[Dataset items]

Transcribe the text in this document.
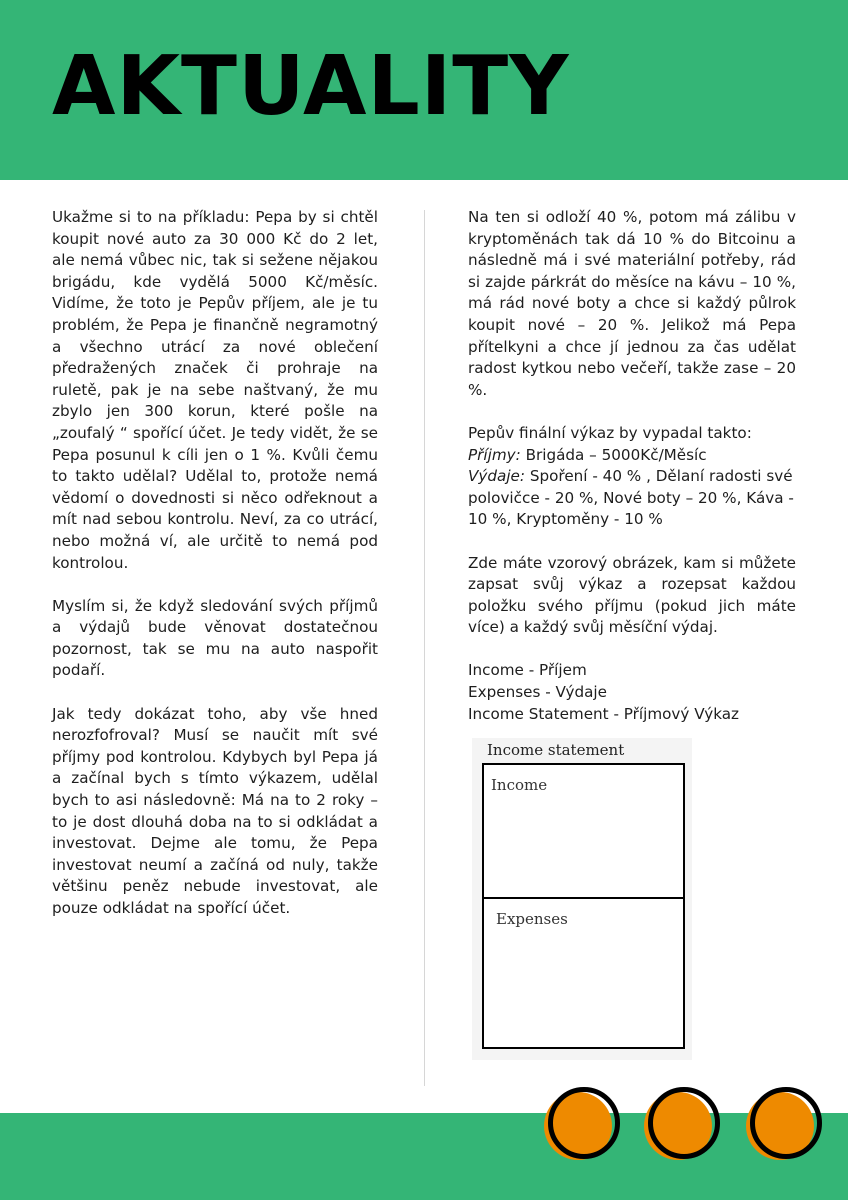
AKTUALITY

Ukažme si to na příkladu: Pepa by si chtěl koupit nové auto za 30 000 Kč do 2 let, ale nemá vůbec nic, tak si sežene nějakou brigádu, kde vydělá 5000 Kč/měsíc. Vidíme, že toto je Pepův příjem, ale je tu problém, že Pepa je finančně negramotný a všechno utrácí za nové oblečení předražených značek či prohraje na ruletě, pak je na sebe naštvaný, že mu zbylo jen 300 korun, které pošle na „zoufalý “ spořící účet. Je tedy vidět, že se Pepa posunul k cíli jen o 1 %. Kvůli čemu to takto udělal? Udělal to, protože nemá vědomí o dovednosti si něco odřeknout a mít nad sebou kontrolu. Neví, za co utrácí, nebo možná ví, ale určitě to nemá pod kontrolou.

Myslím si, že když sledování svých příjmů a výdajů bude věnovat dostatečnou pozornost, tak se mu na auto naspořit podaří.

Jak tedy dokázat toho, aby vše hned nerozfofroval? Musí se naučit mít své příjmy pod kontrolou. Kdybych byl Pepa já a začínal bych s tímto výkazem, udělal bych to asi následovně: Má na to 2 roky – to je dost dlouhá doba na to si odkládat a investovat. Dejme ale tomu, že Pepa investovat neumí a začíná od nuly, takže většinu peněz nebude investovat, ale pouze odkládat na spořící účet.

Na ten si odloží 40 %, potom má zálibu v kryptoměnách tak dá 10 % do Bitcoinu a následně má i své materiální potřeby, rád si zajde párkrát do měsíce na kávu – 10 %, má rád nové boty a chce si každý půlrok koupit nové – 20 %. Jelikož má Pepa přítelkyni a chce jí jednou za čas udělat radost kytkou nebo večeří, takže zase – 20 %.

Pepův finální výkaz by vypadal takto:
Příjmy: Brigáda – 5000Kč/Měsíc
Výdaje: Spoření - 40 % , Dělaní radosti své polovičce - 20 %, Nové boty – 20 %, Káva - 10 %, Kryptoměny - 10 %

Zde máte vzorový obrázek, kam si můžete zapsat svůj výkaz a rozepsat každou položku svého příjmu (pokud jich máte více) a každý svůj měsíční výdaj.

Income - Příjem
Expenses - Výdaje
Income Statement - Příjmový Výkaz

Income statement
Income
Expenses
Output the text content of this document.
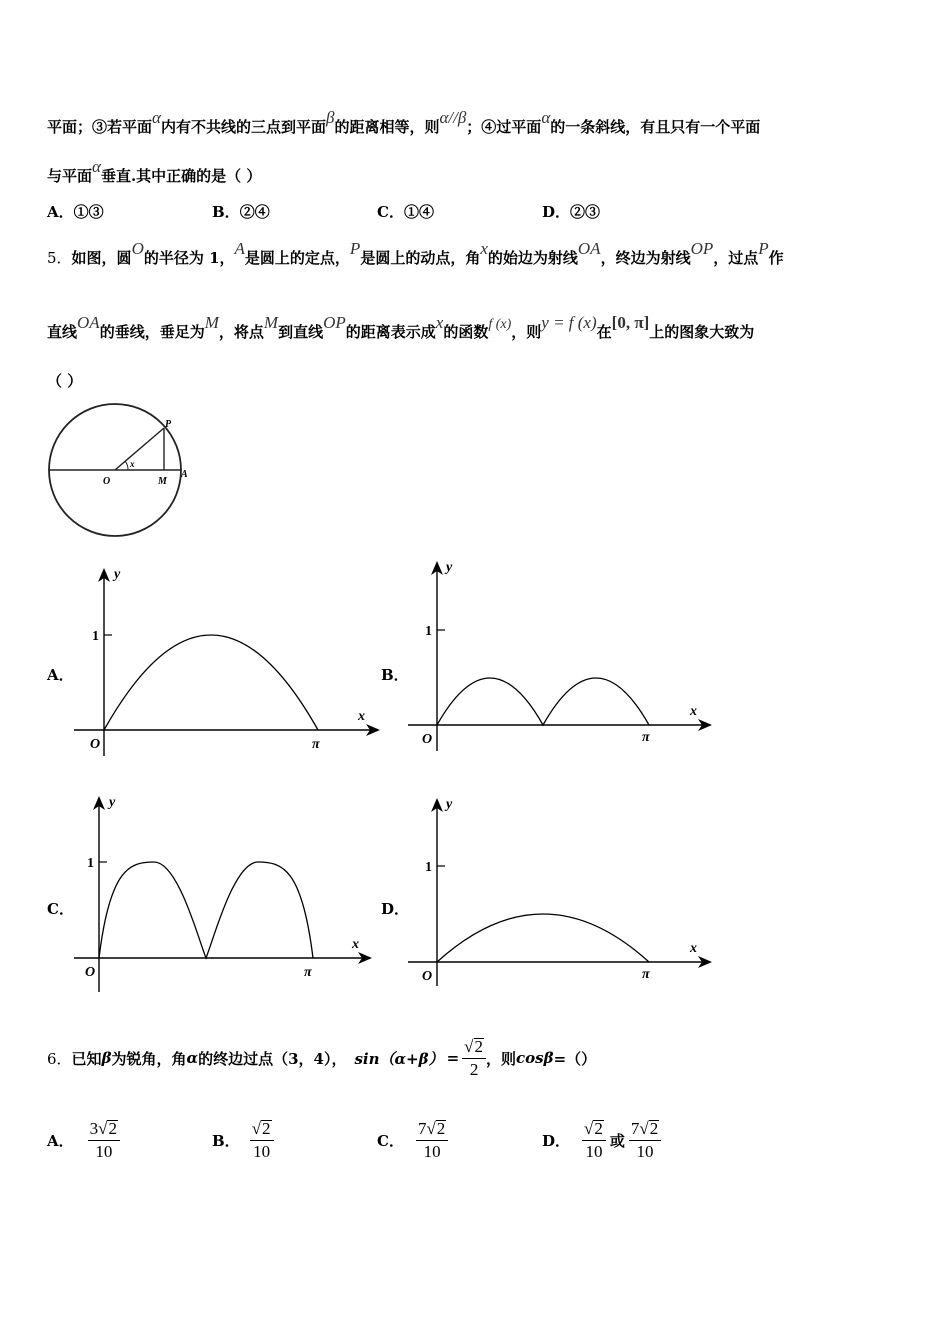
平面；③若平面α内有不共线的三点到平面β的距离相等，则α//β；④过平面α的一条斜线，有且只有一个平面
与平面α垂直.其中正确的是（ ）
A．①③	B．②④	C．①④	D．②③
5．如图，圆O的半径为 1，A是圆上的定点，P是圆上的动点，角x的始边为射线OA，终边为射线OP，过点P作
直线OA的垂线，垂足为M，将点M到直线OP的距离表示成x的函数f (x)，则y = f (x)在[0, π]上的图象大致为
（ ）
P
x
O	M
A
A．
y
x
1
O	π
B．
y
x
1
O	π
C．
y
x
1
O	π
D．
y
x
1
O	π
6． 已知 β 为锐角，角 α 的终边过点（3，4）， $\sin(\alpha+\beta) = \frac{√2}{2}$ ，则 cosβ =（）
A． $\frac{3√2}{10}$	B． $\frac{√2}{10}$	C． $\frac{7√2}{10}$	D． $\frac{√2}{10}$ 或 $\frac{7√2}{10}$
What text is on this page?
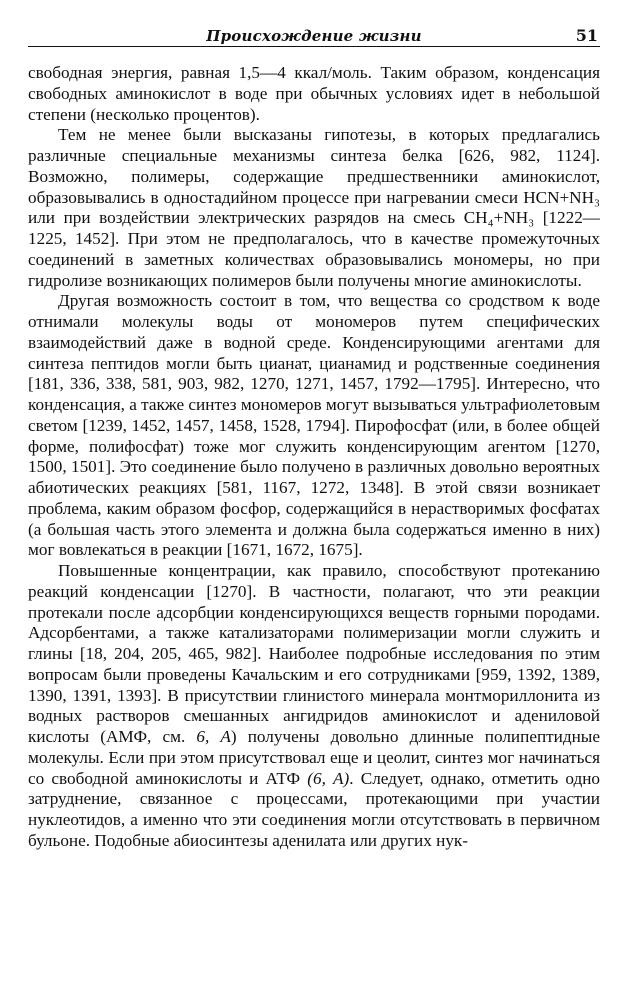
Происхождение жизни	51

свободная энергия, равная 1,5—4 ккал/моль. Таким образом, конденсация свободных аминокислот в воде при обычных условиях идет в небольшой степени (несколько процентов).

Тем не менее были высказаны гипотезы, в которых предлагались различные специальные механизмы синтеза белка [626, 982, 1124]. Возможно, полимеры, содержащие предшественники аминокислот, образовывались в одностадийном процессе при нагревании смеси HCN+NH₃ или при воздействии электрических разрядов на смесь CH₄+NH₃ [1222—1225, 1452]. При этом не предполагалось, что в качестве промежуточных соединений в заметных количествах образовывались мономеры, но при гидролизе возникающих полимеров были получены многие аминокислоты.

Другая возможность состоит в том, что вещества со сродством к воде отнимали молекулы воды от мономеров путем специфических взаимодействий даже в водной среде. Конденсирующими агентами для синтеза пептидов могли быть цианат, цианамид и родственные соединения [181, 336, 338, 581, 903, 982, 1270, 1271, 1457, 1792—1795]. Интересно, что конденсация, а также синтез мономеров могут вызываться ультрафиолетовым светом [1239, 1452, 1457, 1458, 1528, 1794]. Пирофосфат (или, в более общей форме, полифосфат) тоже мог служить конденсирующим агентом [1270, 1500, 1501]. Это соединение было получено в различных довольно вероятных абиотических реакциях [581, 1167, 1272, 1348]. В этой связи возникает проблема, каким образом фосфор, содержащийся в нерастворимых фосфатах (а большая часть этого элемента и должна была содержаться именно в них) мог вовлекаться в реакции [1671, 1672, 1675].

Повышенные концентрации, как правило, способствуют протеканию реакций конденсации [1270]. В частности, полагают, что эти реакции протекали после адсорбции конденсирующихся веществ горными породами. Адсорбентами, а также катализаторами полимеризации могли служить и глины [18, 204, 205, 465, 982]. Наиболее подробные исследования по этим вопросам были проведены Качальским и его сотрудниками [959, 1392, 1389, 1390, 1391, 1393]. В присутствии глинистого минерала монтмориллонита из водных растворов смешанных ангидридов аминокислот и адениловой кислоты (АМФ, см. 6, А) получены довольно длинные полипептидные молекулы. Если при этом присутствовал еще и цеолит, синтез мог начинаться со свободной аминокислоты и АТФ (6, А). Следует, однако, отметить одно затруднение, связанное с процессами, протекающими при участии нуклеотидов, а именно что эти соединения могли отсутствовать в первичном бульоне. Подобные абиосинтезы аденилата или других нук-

Task requirements:
Pick out lines containing the word "text", each one as written.

Exercise solution:
Transcribe the text in this document.
Output the text content of this document.
What text is on this page?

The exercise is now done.